begin GIVEN ENTRIES
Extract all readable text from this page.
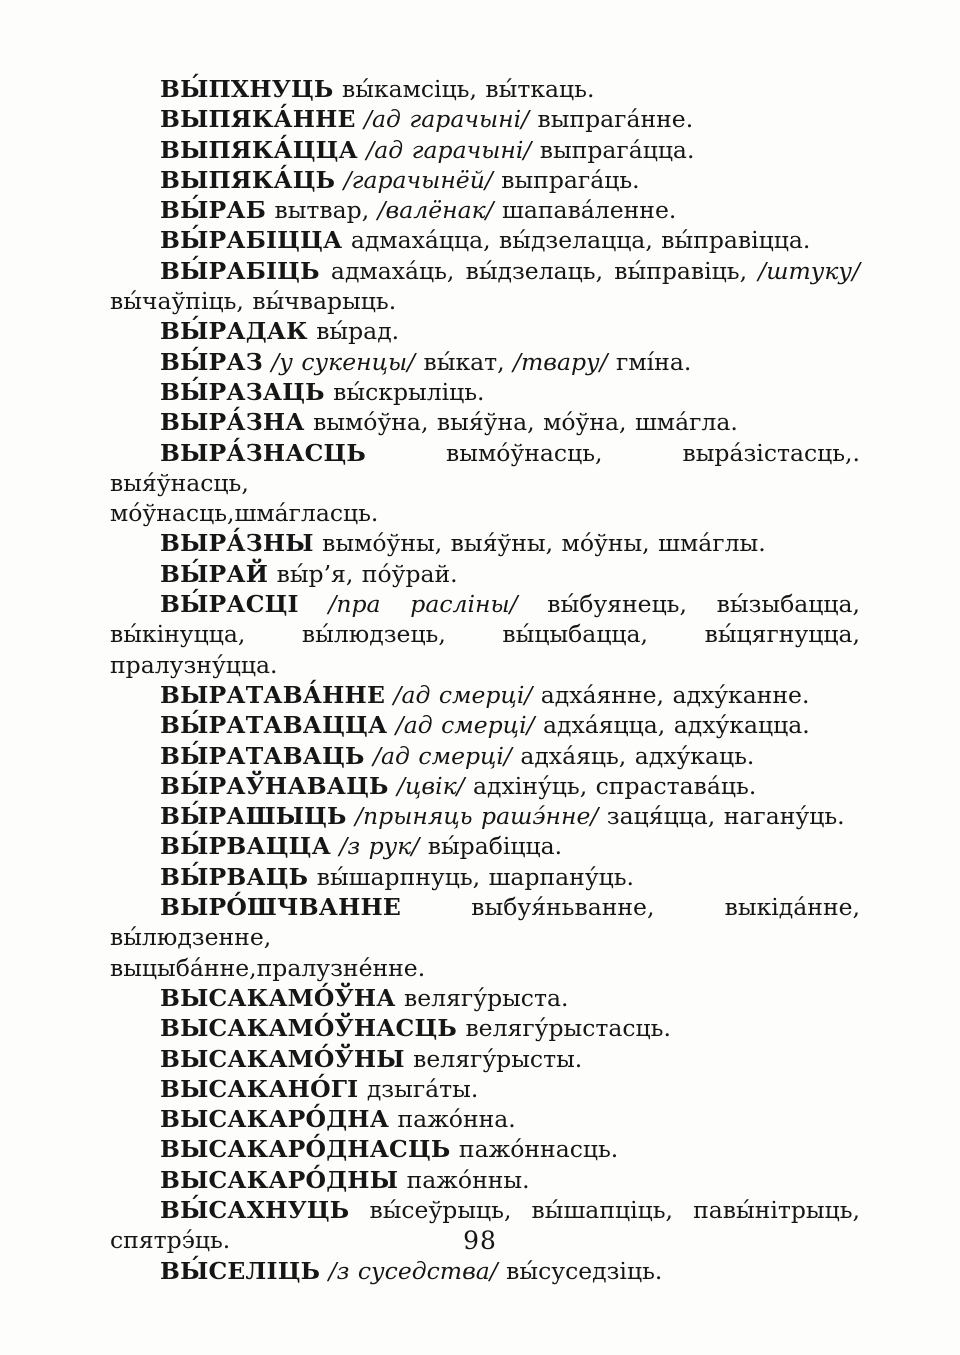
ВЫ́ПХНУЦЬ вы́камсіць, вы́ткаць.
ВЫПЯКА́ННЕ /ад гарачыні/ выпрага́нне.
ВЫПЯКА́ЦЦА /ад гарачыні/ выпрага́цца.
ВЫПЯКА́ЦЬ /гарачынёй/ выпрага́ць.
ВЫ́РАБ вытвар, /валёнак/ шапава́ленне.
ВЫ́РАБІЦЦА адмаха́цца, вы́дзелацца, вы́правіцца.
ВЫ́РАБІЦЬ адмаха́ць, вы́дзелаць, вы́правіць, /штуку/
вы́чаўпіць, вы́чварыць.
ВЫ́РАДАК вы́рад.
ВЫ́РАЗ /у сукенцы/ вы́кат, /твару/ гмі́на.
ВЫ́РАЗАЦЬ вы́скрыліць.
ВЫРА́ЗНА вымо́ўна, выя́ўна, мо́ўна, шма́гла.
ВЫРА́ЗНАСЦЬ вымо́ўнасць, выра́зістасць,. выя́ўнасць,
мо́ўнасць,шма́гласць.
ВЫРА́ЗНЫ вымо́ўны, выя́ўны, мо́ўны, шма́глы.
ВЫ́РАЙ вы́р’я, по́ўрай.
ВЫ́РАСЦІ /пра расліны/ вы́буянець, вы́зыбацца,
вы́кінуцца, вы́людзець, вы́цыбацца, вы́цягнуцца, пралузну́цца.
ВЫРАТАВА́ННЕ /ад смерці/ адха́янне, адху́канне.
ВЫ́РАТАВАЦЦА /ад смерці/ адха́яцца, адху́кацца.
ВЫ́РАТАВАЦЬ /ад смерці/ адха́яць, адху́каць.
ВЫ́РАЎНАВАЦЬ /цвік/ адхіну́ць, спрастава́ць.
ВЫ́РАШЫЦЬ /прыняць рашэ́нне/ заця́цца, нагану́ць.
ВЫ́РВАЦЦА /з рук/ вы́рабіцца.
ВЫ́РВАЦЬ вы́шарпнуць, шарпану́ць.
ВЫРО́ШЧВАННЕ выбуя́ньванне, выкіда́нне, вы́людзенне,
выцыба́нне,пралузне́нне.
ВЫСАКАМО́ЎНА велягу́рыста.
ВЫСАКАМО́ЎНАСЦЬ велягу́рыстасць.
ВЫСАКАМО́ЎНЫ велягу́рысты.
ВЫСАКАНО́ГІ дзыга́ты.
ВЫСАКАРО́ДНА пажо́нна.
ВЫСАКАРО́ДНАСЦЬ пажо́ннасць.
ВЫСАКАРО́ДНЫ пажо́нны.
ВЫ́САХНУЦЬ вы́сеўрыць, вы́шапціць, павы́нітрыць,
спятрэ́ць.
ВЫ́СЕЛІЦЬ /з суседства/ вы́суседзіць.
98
end GIVEN ENTRIES
begin GIVEN ENTRIES
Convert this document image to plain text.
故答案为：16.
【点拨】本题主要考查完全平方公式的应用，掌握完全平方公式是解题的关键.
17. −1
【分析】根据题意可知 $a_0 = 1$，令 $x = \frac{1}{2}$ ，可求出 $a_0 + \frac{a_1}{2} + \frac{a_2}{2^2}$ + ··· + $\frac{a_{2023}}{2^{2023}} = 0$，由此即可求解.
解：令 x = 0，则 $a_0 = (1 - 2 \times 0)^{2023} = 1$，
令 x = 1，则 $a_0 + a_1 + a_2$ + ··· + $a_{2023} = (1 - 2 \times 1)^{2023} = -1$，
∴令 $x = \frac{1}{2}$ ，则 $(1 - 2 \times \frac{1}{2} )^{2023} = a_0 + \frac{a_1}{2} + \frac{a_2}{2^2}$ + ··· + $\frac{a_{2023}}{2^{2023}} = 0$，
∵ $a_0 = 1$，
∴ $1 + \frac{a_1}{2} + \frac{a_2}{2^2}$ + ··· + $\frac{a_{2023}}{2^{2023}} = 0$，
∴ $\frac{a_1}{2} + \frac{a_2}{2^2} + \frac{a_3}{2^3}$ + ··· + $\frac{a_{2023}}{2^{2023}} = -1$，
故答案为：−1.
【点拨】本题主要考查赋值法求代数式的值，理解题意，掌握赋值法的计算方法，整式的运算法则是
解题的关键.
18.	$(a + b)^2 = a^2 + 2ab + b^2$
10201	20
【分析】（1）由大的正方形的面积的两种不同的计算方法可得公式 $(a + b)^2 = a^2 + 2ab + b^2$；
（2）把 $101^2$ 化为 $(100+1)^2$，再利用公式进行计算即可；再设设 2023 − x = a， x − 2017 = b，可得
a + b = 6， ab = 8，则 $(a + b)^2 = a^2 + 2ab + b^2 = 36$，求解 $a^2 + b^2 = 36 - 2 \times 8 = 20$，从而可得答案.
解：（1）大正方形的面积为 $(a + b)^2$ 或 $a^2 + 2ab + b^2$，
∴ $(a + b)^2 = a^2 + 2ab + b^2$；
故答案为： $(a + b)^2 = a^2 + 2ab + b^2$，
end GIVEN ENTRIES
● **SHORT TASK**
Examine the records and pull out every line where the string "ВЫПЯКА" occurs.

● **THE ANSWER**
ВЫПЯКА́ННЕ /ад гарачыні/ выпрага́нне.
ВЫПЯКА́ЦЦА /ад гарачыні/ выпрага́цца.
ВЫПЯКА́ЦЬ /гарачынёй/ выпрага́ць.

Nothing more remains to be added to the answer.